Text under study |
****

John talks about our commonalities and our differences as a rapidly growing yoga community, addressing how we can expand and grow while maintaining our authenticity. We explore this idea of expansion from our own individual centers through asana and meditation throughout the rest of the day. To expand as a centered community we must do the exact same thing individually, cultivating our own strengths and particularities within a greater context.
 John Friend speaks at the Anusara® Certified Teachers' Gathering
The particular form or iteration of a pose that is efficacious for the person on the mat next to yours is not necessarily what best suits your own body and way of moving. John always speaks of our “optimal blueprint”, meaning that which is optimal for each person based on their own individual body, mind, and heart. In other words, don’t make trikonasana (triangle pose) look like the one you see on the poster, but use your knowledge of who you are, where you are coming from, and what your capacities are in order to move into your own optimal trikonasana. The pose is a set of parameters like an equation. You are the variable.  So in the ever-shifting variable of you, where does the pose reside?

The more deeply we cultivate our own individual gifts, the better able we are to grow in an optimal manner – we become richer, more fluent in the physical, verbal, and spiritual articulation of our own selves. The best we can offer to our community and to the world is the most refined, substantial aspect of who we are. 

Sunday, June 13, 2010

The Beauty of Language, Yoga, and Paris

Double Self-Portrait with Flowers, 2008



Language connects. Movement connects. At the heart of any yoga practice is the notion of unity, connectivity. We are upstairs at a dance studio in the 11th arrondissement  in Paris – around us are the sounds of various practices happening in the building – the clattering of shoes in the hallway, the drumming from the African dance class coming through the open windows from across the courtyard, faint conversations from the stairwell and the studios around us.  Three of us, representing Spain, Portugal, and the U.S. are assisting my friend Sianna Sherman with her annual Paris Anusara workshop.

Yoga mats carpet the studio floor in a grid. The students stand up, moving from our seated meditation at the front of the room back to their mats to begin the practice. Voices chat and exchange information in French, English, Spanish, Portugese, Swedish, and Italian, and a hybrid patois emerges. The murmur of the French translator serves as a backdrop, but overall, he necessity of communication becomes more significant than the perfect structure of any specific grammatical system. Everyone develops their own way of speaking to their neighbors as the students assist each other in handstand, gesturing and modeling with their bodies when words fail. There are moments of depth and intensity and others of absolute hilarity as words are mixed up and terms are translated.

****

(Page layout parsing data)

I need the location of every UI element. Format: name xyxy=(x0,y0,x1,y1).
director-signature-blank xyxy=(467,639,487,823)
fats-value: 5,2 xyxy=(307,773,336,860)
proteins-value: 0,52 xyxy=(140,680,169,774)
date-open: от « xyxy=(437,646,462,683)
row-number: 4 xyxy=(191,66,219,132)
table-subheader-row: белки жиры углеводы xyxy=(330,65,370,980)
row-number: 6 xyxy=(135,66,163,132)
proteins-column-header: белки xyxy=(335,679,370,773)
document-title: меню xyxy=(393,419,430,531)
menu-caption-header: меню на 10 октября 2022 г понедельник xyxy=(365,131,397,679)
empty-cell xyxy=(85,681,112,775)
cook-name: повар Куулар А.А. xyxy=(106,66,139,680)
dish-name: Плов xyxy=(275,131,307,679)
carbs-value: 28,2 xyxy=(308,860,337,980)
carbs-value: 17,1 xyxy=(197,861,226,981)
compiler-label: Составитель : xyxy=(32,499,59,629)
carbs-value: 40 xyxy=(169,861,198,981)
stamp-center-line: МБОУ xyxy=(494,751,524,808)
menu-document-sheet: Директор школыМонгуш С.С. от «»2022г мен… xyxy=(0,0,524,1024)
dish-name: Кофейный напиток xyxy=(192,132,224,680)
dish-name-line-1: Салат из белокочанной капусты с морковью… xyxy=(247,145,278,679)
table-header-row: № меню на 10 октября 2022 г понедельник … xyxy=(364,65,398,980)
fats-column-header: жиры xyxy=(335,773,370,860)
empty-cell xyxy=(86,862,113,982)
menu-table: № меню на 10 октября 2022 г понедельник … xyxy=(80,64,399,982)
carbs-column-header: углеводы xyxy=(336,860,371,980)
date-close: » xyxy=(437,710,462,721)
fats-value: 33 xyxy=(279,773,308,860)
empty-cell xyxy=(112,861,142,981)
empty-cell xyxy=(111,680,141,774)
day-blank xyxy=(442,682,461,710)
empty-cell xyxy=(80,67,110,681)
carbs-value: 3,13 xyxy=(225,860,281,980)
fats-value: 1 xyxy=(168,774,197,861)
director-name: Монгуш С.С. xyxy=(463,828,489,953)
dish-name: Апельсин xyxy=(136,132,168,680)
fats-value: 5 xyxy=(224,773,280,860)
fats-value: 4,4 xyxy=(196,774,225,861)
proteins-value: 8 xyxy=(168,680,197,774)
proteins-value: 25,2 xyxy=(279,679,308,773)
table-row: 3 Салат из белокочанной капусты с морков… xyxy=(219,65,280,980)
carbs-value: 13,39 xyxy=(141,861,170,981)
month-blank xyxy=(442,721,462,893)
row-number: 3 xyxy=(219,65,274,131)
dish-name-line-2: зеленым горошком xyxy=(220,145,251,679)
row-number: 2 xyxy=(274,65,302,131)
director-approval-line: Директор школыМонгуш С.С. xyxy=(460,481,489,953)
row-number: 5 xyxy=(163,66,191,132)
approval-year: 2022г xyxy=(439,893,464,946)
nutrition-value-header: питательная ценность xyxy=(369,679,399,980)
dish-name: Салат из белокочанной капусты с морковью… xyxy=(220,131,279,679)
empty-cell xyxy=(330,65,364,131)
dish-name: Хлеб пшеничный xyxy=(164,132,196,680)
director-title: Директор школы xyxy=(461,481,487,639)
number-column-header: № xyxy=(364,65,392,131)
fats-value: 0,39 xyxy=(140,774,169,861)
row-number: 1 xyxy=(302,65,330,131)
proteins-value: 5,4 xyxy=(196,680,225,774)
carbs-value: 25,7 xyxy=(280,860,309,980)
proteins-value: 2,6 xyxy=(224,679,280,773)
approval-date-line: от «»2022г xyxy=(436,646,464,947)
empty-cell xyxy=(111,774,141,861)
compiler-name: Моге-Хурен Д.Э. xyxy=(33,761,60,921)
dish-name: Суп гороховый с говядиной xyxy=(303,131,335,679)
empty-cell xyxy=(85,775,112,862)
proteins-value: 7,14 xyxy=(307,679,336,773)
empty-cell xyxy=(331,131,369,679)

****

Your assignment |
Please copy verbatim everything in the yoga text from "John talks about" down to "a greater context.".

Result of this task |
John talks about our commonalities and our differences as a rapidly growing yoga community, addressing how we can expand and grow while maintaining our authenticity. We explore this idea of expansion from our own individual centers through asana and meditation throughout the rest of the day. To expand as a centered community we must do the exact same thing individually, cultivating our own strengths and particularities within a greater context.